**What you need to do:** Omit all images. Write out the rest of the material exactly.

**Dataset extract:**
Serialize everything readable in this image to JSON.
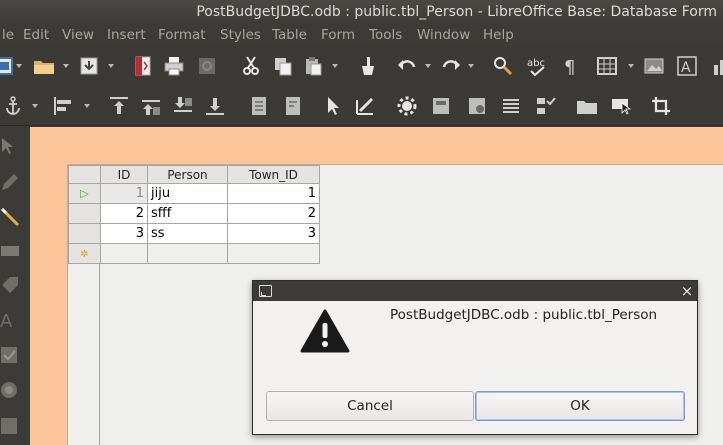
{
  "window": {
    "title": "PostBudgetJDBC.odb : public.tbl_Person - LibreOffice Base: Database Form"
  },
  "menu": {
    "items": [
      "le",
      "Edit",
      "View",
      "Insert",
      "Format",
      "Styles",
      "Table",
      "Form",
      "Tools",
      "Window",
      "Help"
    ]
  },
  "grid": {
    "columns": [
      "ID",
      "Person",
      "Town_ID"
    ],
    "rows": [
      {
        "id": "1",
        "person": "jiju",
        "town_id": "1"
      },
      {
        "id": "2",
        "person": "sfff",
        "town_id": "2"
      },
      {
        "id": "3",
        "person": "ss",
        "town_id": "3"
      }
    ],
    "current_row_marker": "▷",
    "new_row_marker": "✲"
  },
  "dialog": {
    "message": "PostBudgetJDBC.odb : public.tbl_Person",
    "close_glyph": "×",
    "cancel_label": "Cancel",
    "ok_label": "OK"
  },
  "colors": {
    "form_background": "#fdc69a",
    "chrome": "#3c3b37",
    "current_row_marker": "#3fae29",
    "new_row_marker": "#e0a300"
  }
}
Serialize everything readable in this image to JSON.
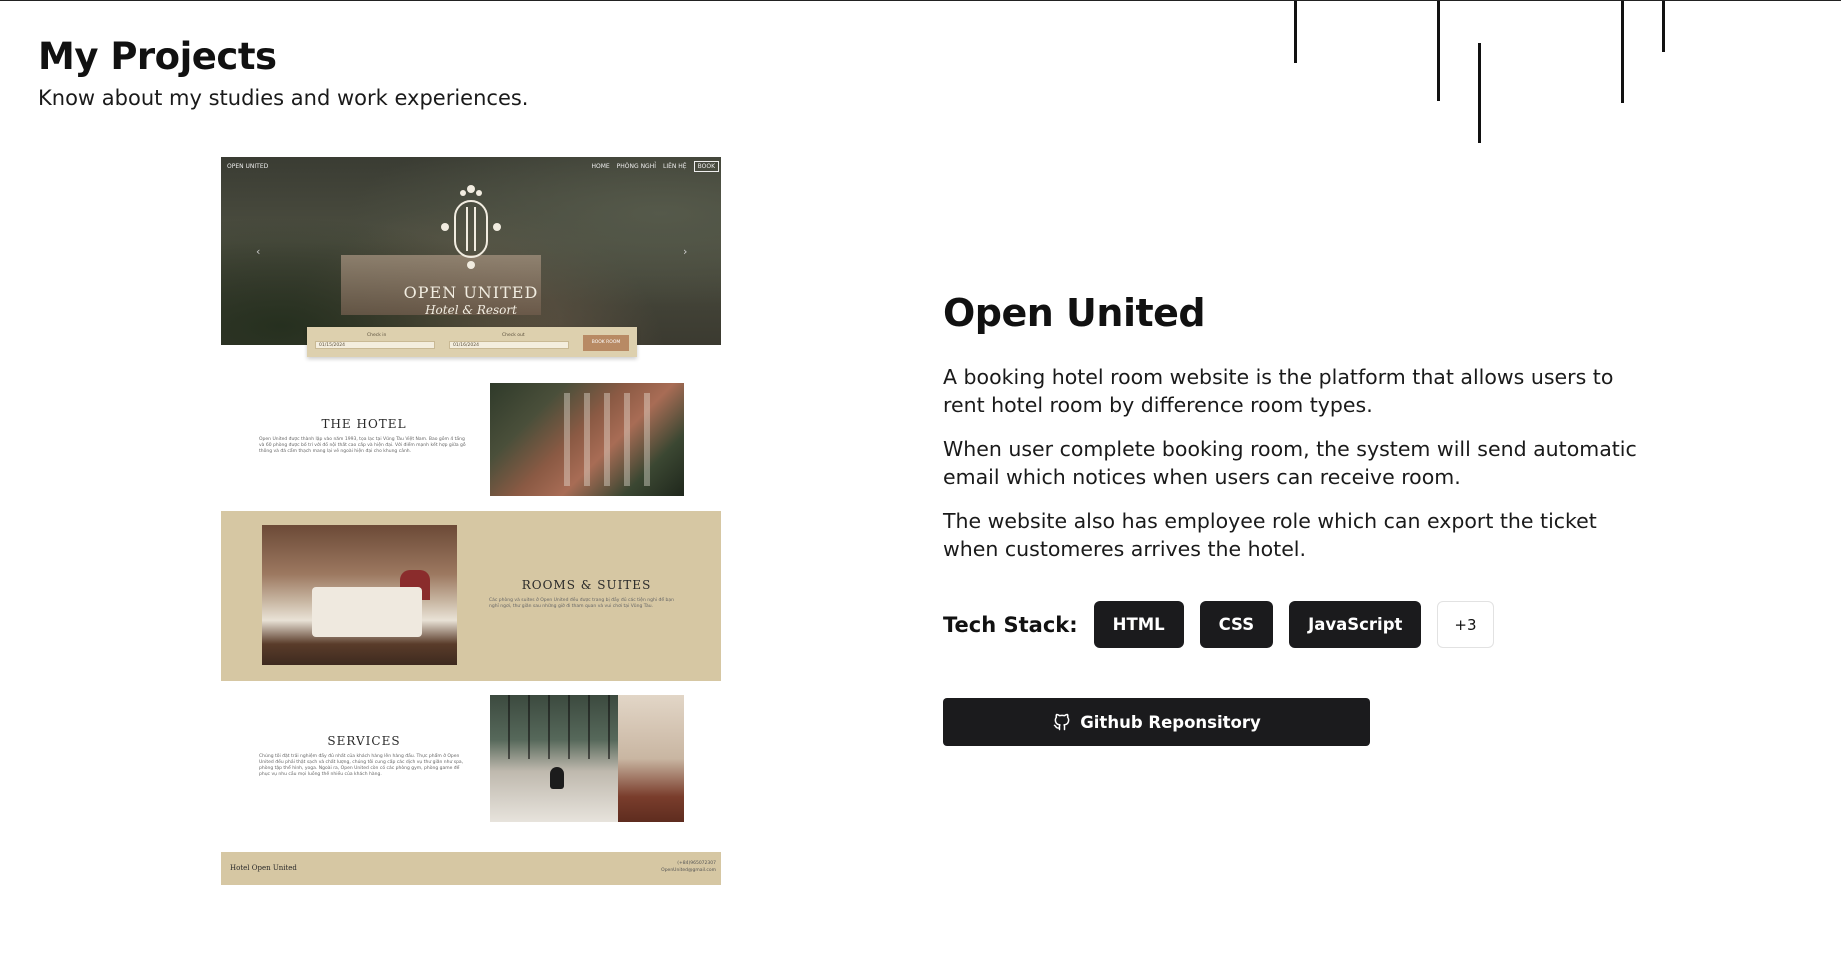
{
  "section": {
    "title": "My Projects",
    "subtitle": "Know about my studies and work experiences."
  },
  "preview": {
    "nav_brand": "OPEN UNITED",
    "nav_links": [
      "HOME",
      "PHÒNG NGHỈ",
      "LIÊN HỆ",
      "BOOK"
    ],
    "hero_title": "OPEN UNITED",
    "hero_subtitle": "Hotel & Resort",
    "checkin_label": "Check in",
    "checkin_value": "01/15/2024",
    "checkout_label": "Check out",
    "checkout_value": "01/16/2024",
    "book_button": "BOOK ROOM",
    "hotel_heading": "THE HOTEL",
    "hotel_text": "Open United được thành lập vào năm 1993, tọa lạc tại Vũng Tàu Việt Nam. Bao gồm 4 tầng và 60 phòng được bố trí với đồ nội thất cao cấp và hiện đại. Với điểm mạnh kết hợp giữa gỗ thông và đá cẩm thạch mang lại vẻ ngoài hiện đại cho khung cảnh.",
    "rooms_heading": "ROOMS & SUITES",
    "rooms_text": "Các phòng và suites ở Open United đều được trang bị đầy đủ các tiện nghi để bạn nghỉ ngơi, thư giãn sau những giờ đi tham quan và vui chơi tại Vũng Tàu.",
    "services_heading": "SERVICES",
    "services_text": "Chúng tôi đặt trải nghiệm đầy đủ nhất của khách hàng lên hàng đầu. Thực phẩm ở Open United đều phải thật sạch và chất lượng, chúng tôi cung cấp các dịch vụ thư giãn như spa, phòng tập thể hình, yoga. Ngoài ra, Open United còn có các phòng gym, phòng game để phục vụ nhu cầu mọi luồng thế nhiều của khách hàng.",
    "footer_name": "Hotel Open United",
    "footer_phone": "(+84)965072307",
    "footer_email": "OpenUnited@gmail.com"
  },
  "project": {
    "title": "Open United",
    "descriptions": [
      "A booking hotel room website is the platform that allows users to rent hotel room by difference room types.",
      "When user complete booking room, the system will send automatic email which notices when users can receive room.",
      "The website also has employee role which can export the ticket when customeres arrives the hotel."
    ],
    "tech_stack_label": "Tech Stack:",
    "tech_stack": [
      "HTML",
      "CSS",
      "JavaScript"
    ],
    "more_count": "+3",
    "github_button": "Github Reponsitory",
    "github_icon": "github-icon"
  },
  "colors": {
    "chip_bg": "#1b1b1d",
    "preview_beige": "#d6c7a3",
    "text": "#111111"
  }
}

**Answer to this exercise:**
Serialize everything readable in this image to JSON.
{
  "window": {
    "title": "PostBudgetJDBC.odb : public.tbl_Person - LibreOffice Base: Database Form"
  },
  "menu": {
    "items": [
      "le",
      "Edit",
      "View",
      "Insert",
      "Format",
      "Styles",
      "Table",
      "Form",
      "Tools",
      "Window",
      "Help"
    ]
  },
  "grid": {
    "columns": [
      "ID",
      "Person",
      "Town_ID"
    ],
    "rows": [
      {
        "id": "1",
        "person": "jiju",
        "town_id": "1"
      },
      {
        "id": "2",
        "person": "sfff",
        "town_id": "2"
      },
      {
        "id": "3",
        "person": "ss",
        "town_id": "3"
      }
    ],
    "current_row_marker": "▷",
    "new_row_marker": "✲"
  },
  "dialog": {
    "message": "PostBudgetJDBC.odb : public.tbl_Person",
    "close_glyph": "×",
    "cancel_label": "Cancel",
    "ok_label": "OK"
  },
  "colors": {
    "form_background": "#fdc69a",
    "chrome": "#3c3b37",
    "current_row_marker": "#3fae29",
    "new_row_marker": "#e0a300"
  }
}
Serialize everything readable in this image to JSON.
{
  "section": {
    "title": "My Projects",
    "subtitle": "Know about my studies and work experiences."
  },
  "preview": {
    "nav_brand": "OPEN UNITED",
    "nav_links": [
      "HOME",
      "PHÒNG NGHỈ",
      "LIÊN HỆ",
      "BOOK"
    ],
    "hero_title": "OPEN UNITED",
    "hero_subtitle": "Hotel & Resort",
    "checkin_label": "Check in",
    "checkin_value": "01/15/2024",
    "checkout_label": "Check out",
    "checkout_value": "01/16/2024",
    "book_button": "BOOK ROOM",
    "hotel_heading": "THE HOTEL",
    "hotel_text": "Open United được thành lập vào năm 1993, tọa lạc tại Vũng Tàu Việt Nam. Bao gồm 4 tầng và 60 phòng được bố trí với đồ nội thất cao cấp và hiện đại. Với điểm mạnh kết hợp giữa gỗ thông và đá cẩm thạch mang lại vẻ ngoài hiện đại cho khung cảnh.",
    "rooms_heading": "ROOMS & SUITES",
    "rooms_text": "Các phòng và suites ở Open United đều được trang bị đầy đủ các tiện nghi để bạn nghỉ ngơi, thư giãn sau những giờ đi tham quan và vui chơi tại Vũng Tàu.",
    "services_heading": "SERVICES",
    "services_text": "Chúng tôi đặt trải nghiệm đầy đủ nhất của khách hàng lên hàng đầu. Thực phẩm ở Open United đều phải thật sạch và chất lượng, chúng tôi cung cấp các dịch vụ thư giãn như spa, phòng tập thể hình, yoga. Ngoài ra, Open United còn có các phòng gym, phòng game để phục vụ nhu cầu mọi luồng thế nhiều của khách hàng.",
    "footer_name": "Hotel Open United",
    "footer_phone": "(+84)965072307",
    "footer_email": "OpenUnited@gmail.com"
  },
  "project": {
    "title": "Open United",
    "descriptions": [
      "A booking hotel room website is the platform that allows users to rent hotel room by difference room types.",
      "When user complete booking room, the system will send automatic email which notices when users can receive room.",
      "The website also has employee role which can export the ticket when customeres arrives the hotel."
    ],
    "tech_stack_label": "Tech Stack:",
    "tech_stack": [
      "HTML",
      "CSS",
      "JavaScript"
    ],
    "more_count": "+3",
    "github_button": "Github Reponsitory",
    "github_icon": "github-icon"
  },
  "colors": {
    "chip_bg": "#1b1b1d",
    "preview_beige": "#d6c7a3",
    "text": "#111111"
  }
}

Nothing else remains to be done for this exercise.